>> begin Provided records

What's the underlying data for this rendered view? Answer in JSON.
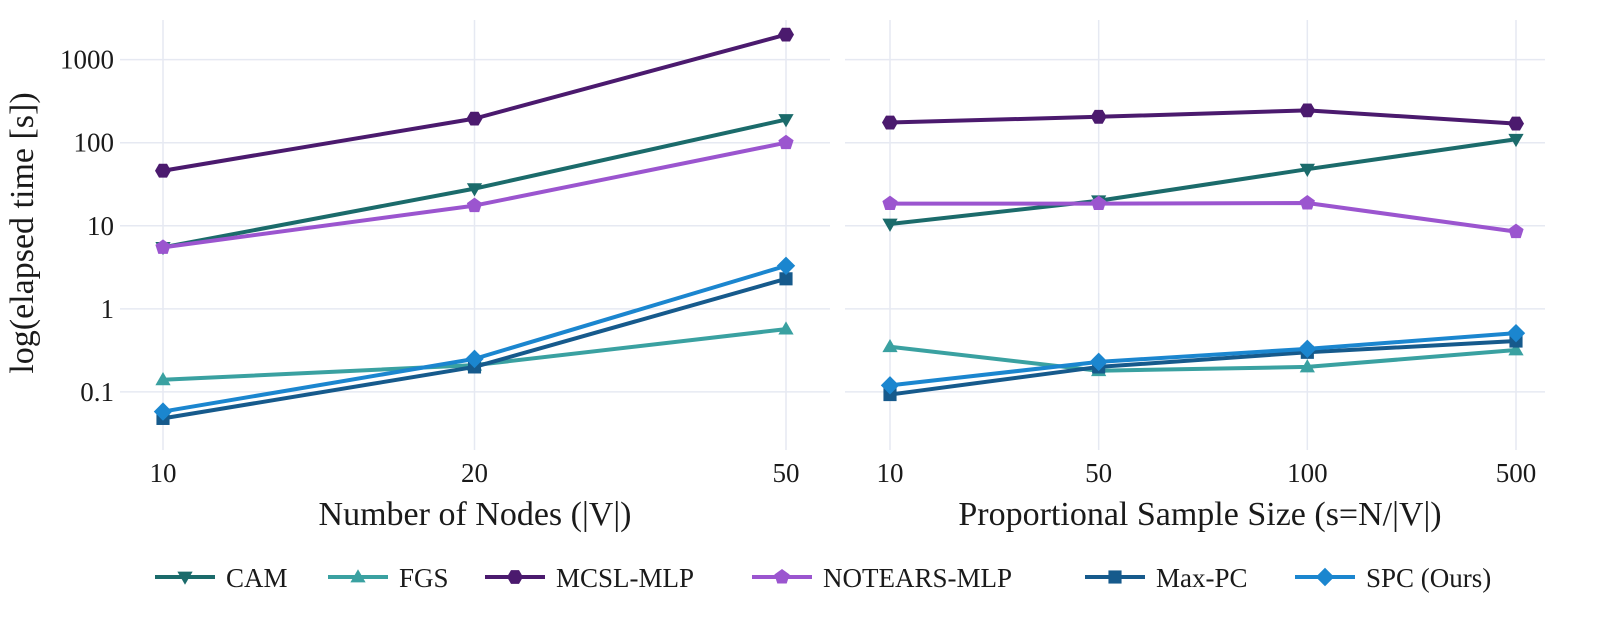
{
  "chart_data": {
    "type": "line",
    "yscale": "log",
    "ylabel": "log(elapsed time [s])",
    "ylim": [
      0.02,
      3000
    ],
    "yticks": [
      0.1,
      1,
      10,
      100,
      1000
    ],
    "ytick_labels": [
      "0.1",
      "1",
      "10",
      "100",
      "1000"
    ],
    "grid": true,
    "legend_position": "bottom",
    "series_styles": [
      {
        "name": "CAM",
        "color": "#1b6b6b",
        "marker": "triangle-down"
      },
      {
        "name": "FGS",
        "color": "#3aa1a1",
        "marker": "triangle-up"
      },
      {
        "name": "MCSL-MLP",
        "color": "#4b1a6e",
        "marker": "hexagon"
      },
      {
        "name": "NOTEARS-MLP",
        "color": "#9b55cf",
        "marker": "pentagon"
      },
      {
        "name": "Max-PC",
        "color": "#165a8c",
        "marker": "square"
      },
      {
        "name": "SPC (Ours)",
        "color": "#1b86cf",
        "marker": "diamond"
      }
    ],
    "panels": [
      {
        "xlabel": "Number of Nodes (|V|)",
        "categories": [
          "10",
          "20",
          "50"
        ],
        "series": [
          {
            "name": "CAM",
            "values": [
              5.5,
              28,
              190
            ]
          },
          {
            "name": "FGS",
            "values": [
              0.14,
              0.21,
              0.57
            ]
          },
          {
            "name": "MCSL-MLP",
            "values": [
              46,
              195,
              2000
            ]
          },
          {
            "name": "NOTEARS-MLP",
            "values": [
              5.5,
              17.5,
              100
            ]
          },
          {
            "name": "Max-PC",
            "values": [
              0.048,
              0.2,
              2.3
            ]
          },
          {
            "name": "SPC (Ours)",
            "values": [
              0.058,
              0.25,
              3.3
            ]
          }
        ]
      },
      {
        "xlabel": "Proportional Sample Size (s=N/|V|)",
        "categories": [
          "10",
          "50",
          "100",
          "500"
        ],
        "series": [
          {
            "name": "CAM",
            "values": [
              10.5,
              20,
              48,
              110
            ]
          },
          {
            "name": "FGS",
            "values": [
              0.35,
              0.18,
              0.2,
              0.32
            ]
          },
          {
            "name": "MCSL-MLP",
            "values": [
              175,
              205,
              245,
              170
            ]
          },
          {
            "name": "NOTEARS-MLP",
            "values": [
              18.5,
              18.5,
              18.8,
              8.5
            ]
          },
          {
            "name": "Max-PC",
            "values": [
              0.093,
              0.2,
              0.3,
              0.41
            ]
          },
          {
            "name": "SPC (Ours)",
            "values": [
              0.12,
              0.23,
              0.33,
              0.51
            ]
          }
        ]
      }
    ]
  }
}
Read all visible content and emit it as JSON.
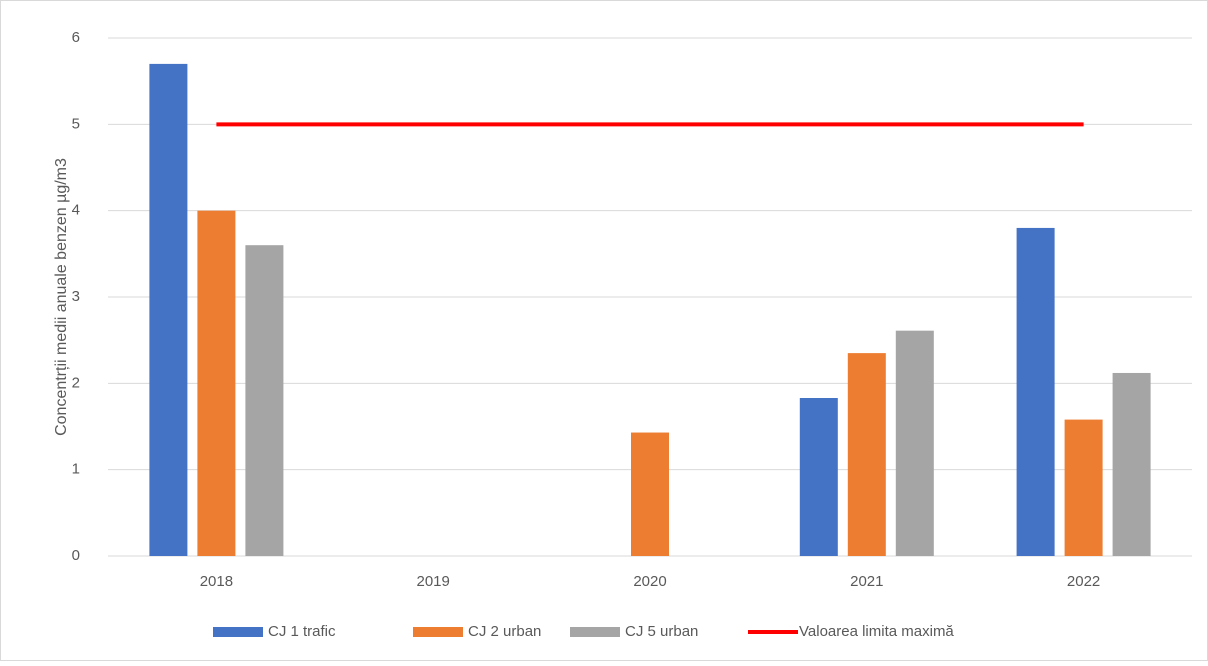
{
  "chart_data": {
    "type": "bar",
    "y_label": "Concentrții medii anuale benzen  µg/m3",
    "categories": [
      "2018",
      "2019",
      "2020",
      "2021",
      "2022"
    ],
    "series": [
      {
        "name": "CJ 1 trafic",
        "color": "#4472c4",
        "values": [
          5.7,
          null,
          null,
          1.83,
          3.8
        ]
      },
      {
        "name": "CJ 2 urban",
        "color": "#ed7d31",
        "values": [
          4.0,
          null,
          1.43,
          2.35,
          1.58
        ]
      },
      {
        "name": "CJ 5 urban",
        "color": "#a5a5a5",
        "values": [
          3.6,
          null,
          null,
          2.61,
          2.12
        ]
      },
      {
        "name": "Valoarea limita maximă",
        "color": "#ff0000",
        "type": "line",
        "values": [
          5,
          5,
          5,
          5,
          5
        ]
      }
    ],
    "ylim": [
      0,
      6
    ],
    "yticks": [
      0,
      1,
      2,
      3,
      4,
      5,
      6
    ],
    "grid": true,
    "legend": "bottom"
  }
}
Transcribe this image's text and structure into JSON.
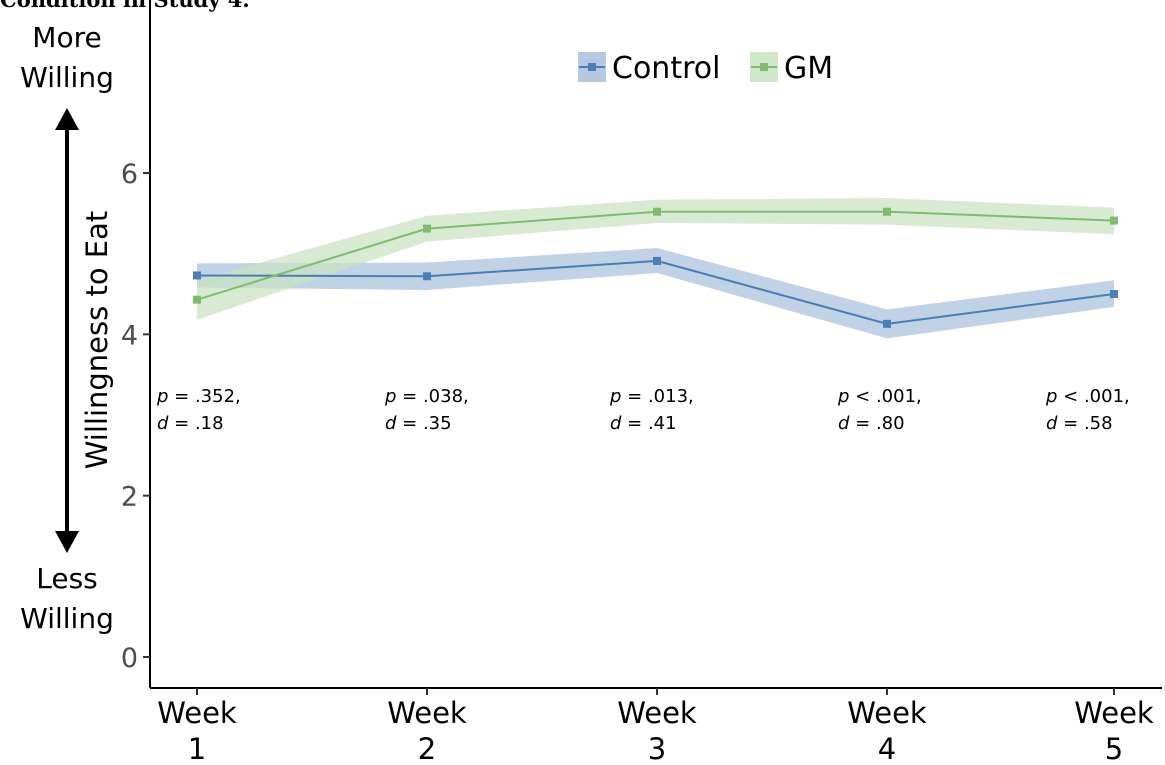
{
  "caption": "Condition in Study 4.",
  "chart_data": {
    "type": "line",
    "categories": [
      "Week 1",
      "Week 2",
      "Week 3",
      "Week 4",
      "Week 5"
    ],
    "x_tick_labels": [
      [
        "Week",
        "1"
      ],
      [
        "Week",
        "2"
      ],
      [
        "Week",
        "3"
      ],
      [
        "Week",
        "4"
      ],
      [
        "Week",
        "5"
      ]
    ],
    "ylabel": "Willingness to Eat",
    "ylim": [
      -0.3,
      7.8
    ],
    "yticks": [
      0,
      2,
      4,
      6
    ],
    "grid": false,
    "legend_placement": "top-center",
    "side_labels": {
      "top": [
        "More",
        "Willing"
      ],
      "bottom": [
        "Less",
        "Willing"
      ]
    },
    "series": [
      {
        "name": "Control",
        "color": "#4a7eb5",
        "band_color": "#a7bfdc",
        "values": [
          4.73,
          4.72,
          4.91,
          4.13,
          4.5
        ],
        "lower": [
          4.58,
          4.55,
          4.76,
          3.95,
          4.34
        ],
        "upper": [
          4.88,
          4.89,
          5.07,
          4.31,
          4.67
        ]
      },
      {
        "name": "GM",
        "color": "#80bc70",
        "band_color": "#c8e3bf",
        "values": [
          4.43,
          5.31,
          5.52,
          5.52,
          5.41
        ],
        "lower": [
          4.18,
          5.15,
          5.38,
          5.36,
          5.24
        ],
        "upper": [
          4.67,
          5.47,
          5.67,
          5.69,
          5.57
        ]
      }
    ],
    "annotations": [
      {
        "p": ".352",
        "p_op": "=",
        "d": ".18"
      },
      {
        "p": ".038",
        "p_op": "=",
        "d": ".35"
      },
      {
        "p": ".013",
        "p_op": "=",
        "d": ".41"
      },
      {
        "p": ".001",
        "p_op": "<",
        "d": ".80"
      },
      {
        "p": ".001",
        "p_op": "<",
        "d": ".58"
      }
    ]
  }
}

>> end Provided records

● Do this:
Copy everything in the records above except the pictures, exactly as written.

● Correct output:
What's the underlying data for this rendered view? Answer in JSON.
{
  "chart_data": {
    "type": "line",
    "yscale": "log",
    "ylabel": "log(elapsed time [s])",
    "ylim": [
      0.02,
      3000
    ],
    "yticks": [
      0.1,
      1,
      10,
      100,
      1000
    ],
    "ytick_labels": [
      "0.1",
      "1",
      "10",
      "100",
      "1000"
    ],
    "grid": true,
    "legend_position": "bottom",
    "series_styles": [
      {
        "name": "CAM",
        "color": "#1b6b6b",
        "marker": "triangle-down"
      },
      {
        "name": "FGS",
        "color": "#3aa1a1",
        "marker": "triangle-up"
      },
      {
        "name": "MCSL-MLP",
        "color": "#4b1a6e",
        "marker": "hexagon"
      },
      {
        "name": "NOTEARS-MLP",
        "color": "#9b55cf",
        "marker": "pentagon"
      },
      {
        "name": "Max-PC",
        "color": "#165a8c",
        "marker": "square"
      },
      {
        "name": "SPC (Ours)",
        "color": "#1b86cf",
        "marker": "diamond"
      }
    ],
    "panels": [
      {
        "xlabel": "Number of Nodes (|V|)",
        "categories": [
          "10",
          "20",
          "50"
        ],
        "series": [
          {
            "name": "CAM",
            "values": [
              5.5,
              28,
              190
            ]
          },
          {
            "name": "FGS",
            "values": [
              0.14,
              0.21,
              0.57
            ]
          },
          {
            "name": "MCSL-MLP",
            "values": [
              46,
              195,
              2000
            ]
          },
          {
            "name": "NOTEARS-MLP",
            "values": [
              5.5,
              17.5,
              100
            ]
          },
          {
            "name": "Max-PC",
            "values": [
              0.048,
              0.2,
              2.3
            ]
          },
          {
            "name": "SPC (Ours)",
            "values": [
              0.058,
              0.25,
              3.3
            ]
          }
        ]
      },
      {
        "xlabel": "Proportional Sample Size (s=N/|V|)",
        "categories": [
          "10",
          "50",
          "100",
          "500"
        ],
        "series": [
          {
            "name": "CAM",
            "values": [
              10.5,
              20,
              48,
              110
            ]
          },
          {
            "name": "FGS",
            "values": [
              0.35,
              0.18,
              0.2,
              0.32
            ]
          },
          {
            "name": "MCSL-MLP",
            "values": [
              175,
              205,
              245,
              170
            ]
          },
          {
            "name": "NOTEARS-MLP",
            "values": [
              18.5,
              18.5,
              18.8,
              8.5
            ]
          },
          {
            "name": "Max-PC",
            "values": [
              0.093,
              0.2,
              0.3,
              0.41
            ]
          },
          {
            "name": "SPC (Ours)",
            "values": [
              0.12,
              0.23,
              0.33,
              0.51
            ]
          }
        ]
      }
    ]
  }
}
Read all visible content and emit it as JSON.
{
  "chart_data": {
    "type": "bar",
    "y_label": "Concentrții medii anuale benzen  µg/m3",
    "categories": [
      "2018",
      "2019",
      "2020",
      "2021",
      "2022"
    ],
    "series": [
      {
        "name": "CJ 1 trafic",
        "color": "#4472c4",
        "values": [
          5.7,
          null,
          null,
          1.83,
          3.8
        ]
      },
      {
        "name": "CJ 2 urban",
        "color": "#ed7d31",
        "values": [
          4.0,
          null,
          1.43,
          2.35,
          1.58
        ]
      },
      {
        "name": "CJ 5 urban",
        "color": "#a5a5a5",
        "values": [
          3.6,
          null,
          null,
          2.61,
          2.12
        ]
      },
      {
        "name": "Valoarea limita maximă",
        "color": "#ff0000",
        "type": "line",
        "values": [
          5,
          5,
          5,
          5,
          5
        ]
      }
    ],
    "ylim": [
      0,
      6
    ],
    "yticks": [
      0,
      1,
      2,
      3,
      4,
      5,
      6
    ],
    "grid": true,
    "legend": "bottom"
  }
}
Transcribe this image's text and structure into JSON.
{
  "caption": "Condition in Study 4.",
  "chart_data": {
    "type": "line",
    "categories": [
      "Week 1",
      "Week 2",
      "Week 3",
      "Week 4",
      "Week 5"
    ],
    "x_tick_labels": [
      [
        "Week",
        "1"
      ],
      [
        "Week",
        "2"
      ],
      [
        "Week",
        "3"
      ],
      [
        "Week",
        "4"
      ],
      [
        "Week",
        "5"
      ]
    ],
    "ylabel": "Willingness to Eat",
    "ylim": [
      -0.3,
      7.8
    ],
    "yticks": [
      0,
      2,
      4,
      6
    ],
    "grid": false,
    "legend_placement": "top-center",
    "side_labels": {
      "top": [
        "More",
        "Willing"
      ],
      "bottom": [
        "Less",
        "Willing"
      ]
    },
    "series": [
      {
        "name": "Control",
        "color": "#4a7eb5",
        "band_color": "#a7bfdc",
        "values": [
          4.73,
          4.72,
          4.91,
          4.13,
          4.5
        ],
        "lower": [
          4.58,
          4.55,
          4.76,
          3.95,
          4.34
        ],
        "upper": [
          4.88,
          4.89,
          5.07,
          4.31,
          4.67
        ]
      },
      {
        "name": "GM",
        "color": "#80bc70",
        "band_color": "#c8e3bf",
        "values": [
          4.43,
          5.31,
          5.52,
          5.52,
          5.41
        ],
        "lower": [
          4.18,
          5.15,
          5.38,
          5.36,
          5.24
        ],
        "upper": [
          4.67,
          5.47,
          5.67,
          5.69,
          5.57
        ]
      }
    ],
    "annotations": [
      {
        "p": ".352",
        "p_op": "=",
        "d": ".18"
      },
      {
        "p": ".038",
        "p_op": "=",
        "d": ".35"
      },
      {
        "p": ".013",
        "p_op": "=",
        "d": ".41"
      },
      {
        "p": ".001",
        "p_op": "<",
        "d": ".80"
      },
      {
        "p": ".001",
        "p_op": "<",
        "d": ".58"
      }
    ]
  }
}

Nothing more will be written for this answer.